▶ _Stated problem_
Take the material below and retype it in full; pictures are left out.

▶ _Data rows_
+ + + +

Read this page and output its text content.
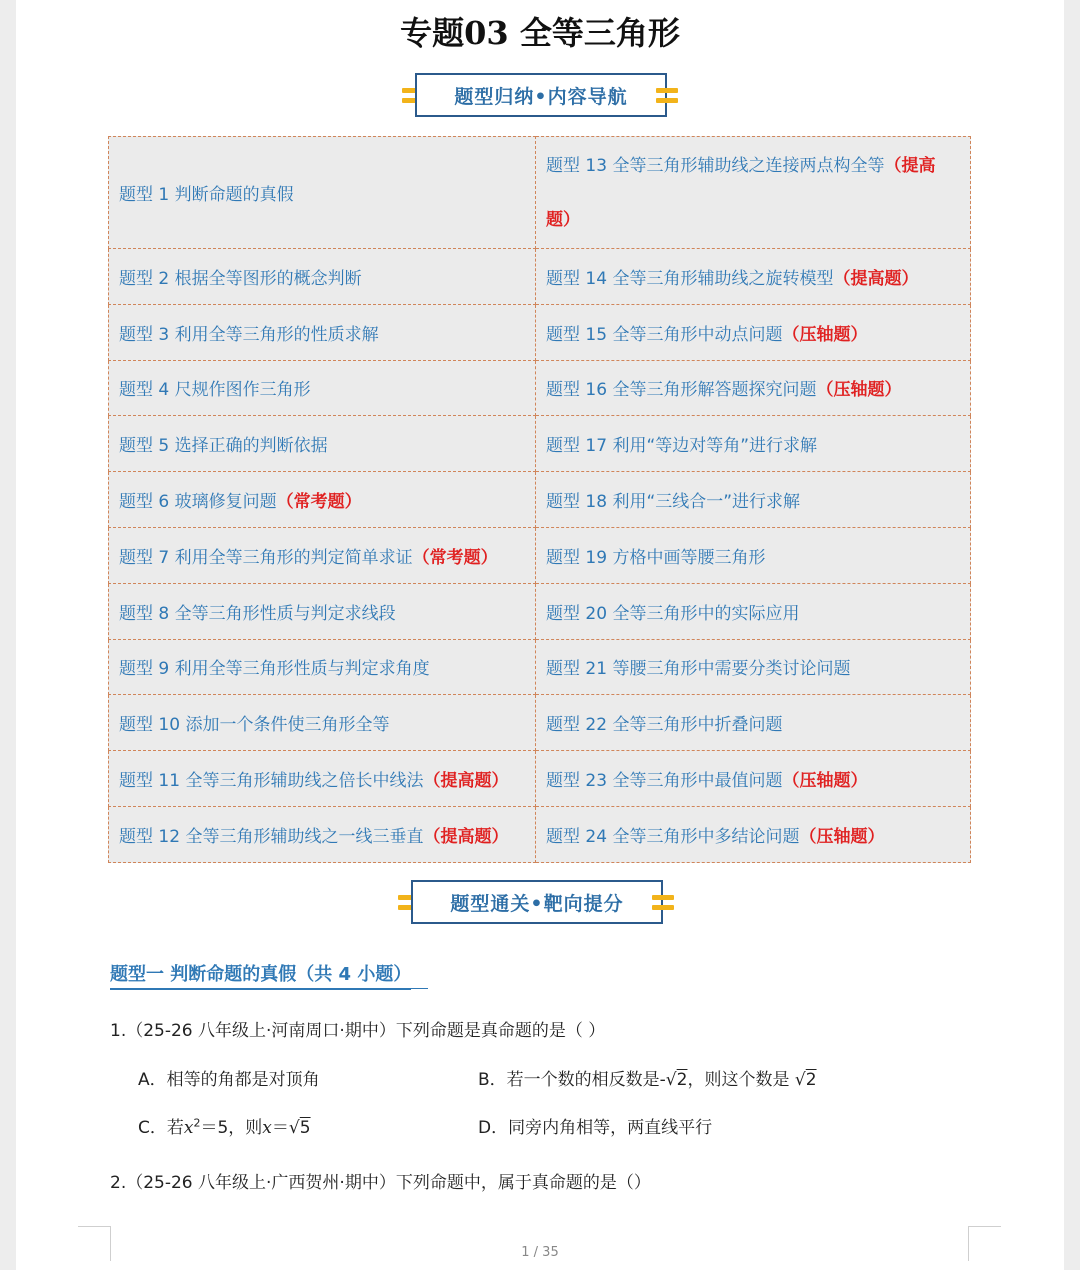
专题03 全等三角形
题型归纳•内容导航
题型 1 判断命题的真假	题型 13 全等三角形辅助线之连接两点构全等（提高题）
题型 2 根据全等图形的概念判断	题型 14 全等三角形辅助线之旋转模型（提高题）
题型 3 利用全等三角形的性质求解	题型 15 全等三角形中动点问题（压轴题）
题型 4 尺规作图作三角形	题型 16 全等三角形解答题探究问题（压轴题）
题型 5 选择正确的判断依据	题型 17 利用“等边对等角”进行求解
题型 6 玻璃修复问题（常考题）	题型 18 利用“三线合一”进行求解
题型 7 利用全等三角形的判定简单求证（常考题）	题型 19 方格中画等腰三角形
题型 8 全等三角形性质与判定求线段	题型 20 全等三角形中的实际应用
题型 9 利用全等三角形性质与判定求角度	题型 21 等腰三角形中需要分类讨论问题
题型 10 添加一个条件使三角形全等	题型 22 全等三角形中折叠问题
题型 11 全等三角形辅助线之倍长中线法（提高题）	题型 23 全等三角形中最值问题（压轴题）
题型 12 全等三角形辅助线之一线三垂直（提高题）	题型 24 全等三角形中多结论问题（压轴题）
题型通关•靶向提分
题型一 判断命题的真假（共 4 小题）
1.（25-26 八年级上·河南周口·期中）下列命题是真命题的是（ ）
A．相等的角都是对顶角	B．若一个数的相反数是-√2，则这个数是 √2
C．若$x^2=5$，则x＝√5	D．同旁内角相等，两直线平行
2.（25-26 八年级上·广西贺州·期中）下列命题中，属于真命题的是（）
1 / 35
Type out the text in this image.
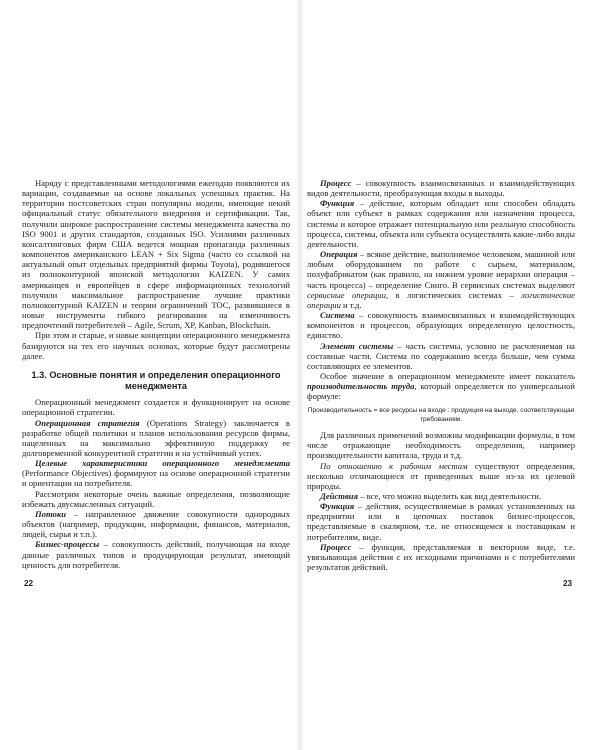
Наряду с представленными методологиями ежегодно появляются их вариации, создаваемые на основе локальных успешных практик. На территории постсоветских стран популярны модели, имеющие некий официальный статус обязательного внедрения и сертификации. Так, получили широкое распространение системы менеджмента качества по ISO 9001 и других стандартов, созданных ISO. Усилиями различных консалтинговых фирм США ведется мощная пропаганда различных компонентов американского LEAN + Six Sigma (часто со ссылкой на актуальный опыт отдельных предприятий фирмы Toyota), родившегося из полноконтурной японской методологии KAIZEN. У самих американцев и европейцев в сфере информационных технологий получили максимальное распространение лучшие практики полноконтурной KAIZEN и теории ограничений TOC, развившиеся в новые инструменты гибкого реагирования на изменчивость предпочтений потребителей – Agile, Scrum, XP, Kanban, Blockchain.

При этом и старые, и новые концепции операционного менеджмента базируются на тех его научных основах, которые будут рассмотрены далее.

1.3. Основные понятия и определения операционного менеджмента

Операционный менеджмент создается и функционирует на основе операционной стратегии.

Операционная стратегия (Operations Strategy) заключается в разработке общей политики и планов использования ресурсов фирмы, нацеленных на максимально эффективную поддержку ее долговременной конкурентной стратегии и на устойчивый успех.

Целевые характеристики операционного менеджмента (Performance Objectives) формируют на основе операционной стратегии и ориентации на потребителя.

Рассмотрим некоторые очень важные определения, позволяющие избежать двусмысленных ситуаций.

Потоки – направленное движение совокупности однородных объектов (например, продукции, информации, финансов, материалов, людей, сырья и т.п.).

Бизнес-процессы – совокупность действий, получающая на входе данные различных типов и продуцирующая результат, имеющий ценность для потребителя.

Процесс – совокупность взаимосвязанных и взаимодействующих видов деятельности, преобразующая входы в выходы.

Функция – действие, которым обладает или способен обладать объект или субъект в рамках содержания или назначения процесса, системы и которое отражает потенциальную или реальную способность процесса, системы, объекта или субъекта осуществлять какие-либо виды деятельности.

Операция – всякое действие, выполняемое человеком, машиной или любым оборудованием по работе с сырьем, материалом, полуфабрикатом (как правило, на нижнем уровне иерархии операция – часть процесса) – определение Синго. В сервисных системах выделяют сервисные операции, в логистических системах – логистические операции и т.д.

Система – совокупность взаимосвязанных и взаимодействующих компонентов и процессов, образующих определенную целостность, единство.

Элемент системы – часть системы, условно не расчленяемая на составные части. Система по содержанию всегда больше, чем сумма составляющих ее элементов.

Особое значение в операционном менеджменте имеет показатель производительность труда, который определяется по универсальной формуле:

Производительность = все ресурсы на входе : продукция на выходе, соответствующая требованиям.

Для различных применений возможны модификации формулы, в том числе отражающие необходимость определения, например производительности капитала, труда и т.д.

По отношению к рабочим местам существуют определения, несколько отличающиеся от приведенных выше из-за их целевой природы.

Действия – все, что можно выделить как вид деятельности.

Функция – действия, осуществляемые в рамках установленных на предприятии или в цепочках поставок бизнес-процессов, представляемые в скалярном, т.е. не относящемся к поставщикам и потребителям, виде.

Процесс – функция, представляемая в векторном виде, т.е. увязывающая действия с их исходными причинами и с потребителями результатов действий.

22	23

+ + + +

▶ _Written response_
Read this page and output its text content.
专题03 全等三角形
题型归纳•内容导航
题型 1 判断命题的真假	题型 13 全等三角形辅助线之连接两点构全等（提高题）
题型 2 根据全等图形的概念判断	题型 14 全等三角形辅助线之旋转模型（提高题）
题型 3 利用全等三角形的性质求解	题型 15 全等三角形中动点问题（压轴题）
题型 4 尺规作图作三角形	题型 16 全等三角形解答题探究问题（压轴题）
题型 5 选择正确的判断依据	题型 17 利用“等边对等角”进行求解
题型 6 玻璃修复问题（常考题）	题型 18 利用“三线合一”进行求解
题型 7 利用全等三角形的判定简单求证（常考题）	题型 19 方格中画等腰三角形
题型 8 全等三角形性质与判定求线段	题型 20 全等三角形中的实际应用
题型 9 利用全等三角形性质与判定求角度	题型 21 等腰三角形中需要分类讨论问题
题型 10 添加一个条件使三角形全等	题型 22 全等三角形中折叠问题
题型 11 全等三角形辅助线之倍长中线法（提高题）	题型 23 全等三角形中最值问题（压轴题）
题型 12 全等三角形辅助线之一线三垂直（提高题）	题型 24 全等三角形中多结论问题（压轴题）
题型通关•靶向提分
题型一 判断命题的真假（共 4 小题）
1.（25-26 八年级上·河南周口·期中）下列命题是真命题的是（ ）
A．相等的角都是对顶角	B．若一个数的相反数是-√2，则这个数是 √2
C．若$x^2=5$，则x＝√5	D．同旁内角相等，两直线平行
2.（25-26 八年级上·广西贺州·期中）下列命题中，属于真命题的是（）
1 / 35
Type out the text in this image.
Наряду с представленными методологиями ежегодно появляются их вариации, создаваемые на основе локальных успешных практик. На территории постсоветских стран популярны модели, имеющие некий официальный статус обязательного внедрения и сертификации. Так, получили широкое распространение системы менеджмента качества по ISO 9001 и других стандартов, созданных ISO. Усилиями различных консалтинговых фирм США ведется мощная пропаганда различных компонентов американского LEAN + Six Sigma (часто со ссылкой на актуальный опыт отдельных предприятий фирмы Toyota), родившегося из полноконтурной японской методологии KAIZEN. У самих американцев и европейцев в сфере информационных технологий получили максимальное распространение лучшие практики полноконтурной KAIZEN и теории ограничений TOC, развившиеся в новые инструменты гибкого реагирования на изменчивость предпочтений потребителей – Agile, Scrum, XP, Kanban, Blockchain.

При этом и старые, и новые концепции операционного менеджмента базируются на тех его научных основах, которые будут рассмотрены далее.

1.3. Основные понятия и определения операционного менеджмента

Операционный менеджмент создается и функционирует на основе операционной стратегии.

Операционная стратегия (Operations Strategy) заключается в разработке общей политики и планов использования ресурсов фирмы, нацеленных на максимально эффективную поддержку ее долговременной конкурентной стратегии и на устойчивый успех.

Целевые характеристики операционного менеджмента (Performance Objectives) формируют на основе операционной стратегии и ориентации на потребителя.

Рассмотрим некоторые очень важные определения, позволяющие избежать двусмысленных ситуаций.

Потоки – направленное движение совокупности однородных объектов (например, продукции, информации, финансов, материалов, людей, сырья и т.п.).

Бизнес-процессы – совокупность действий, получающая на входе данные различных типов и продуцирующая результат, имеющий ценность для потребителя.

Процесс – совокупность взаимосвязанных и взаимодействующих видов деятельности, преобразующая входы в выходы.

Функция – действие, которым обладает или способен обладать объект или субъект в рамках содержания или назначения процесса, системы и которое отражает потенциальную или реальную способность процесса, системы, объекта или субъекта осуществлять какие-либо виды деятельности.

Операция – всякое действие, выполняемое человеком, машиной или любым оборудованием по работе с сырьем, материалом, полуфабрикатом (как правило, на нижнем уровне иерархии операция – часть процесса) – определение Синго. В сервисных системах выделяют сервисные операции, в логистических системах – логистические операции и т.д.

Система – совокупность взаимосвязанных и взаимодействующих компонентов и процессов, образующих определенную целостность, единство.

Элемент системы – часть системы, условно не расчленяемая на составные части. Система по содержанию всегда больше, чем сумма составляющих ее элементов.

Особое значение в операционном менеджменте имеет показатель производительность труда, который определяется по универсальной формуле:

Производительность = все ресурсы на входе : продукция на выходе, соответствующая требованиям.

Для различных применений возможны модификации формулы, в том числе отражающие необходимость определения, например производительности капитала, труда и т.д.

По отношению к рабочим местам существуют определения, несколько отличающиеся от приведенных выше из-за их целевой природы.

Действия – все, что можно выделить как вид деятельности.

Функция – действия, осуществляемые в рамках установленных на предприятии или в цепочках поставок бизнес-процессов, представляемые в скалярном, т.е. не относящемся к поставщикам и потребителям, виде.

Процесс – функция, представляемая в векторном виде, т.е. увязывающая действия с их исходными причинами и с потребителями результатов действий.

22	23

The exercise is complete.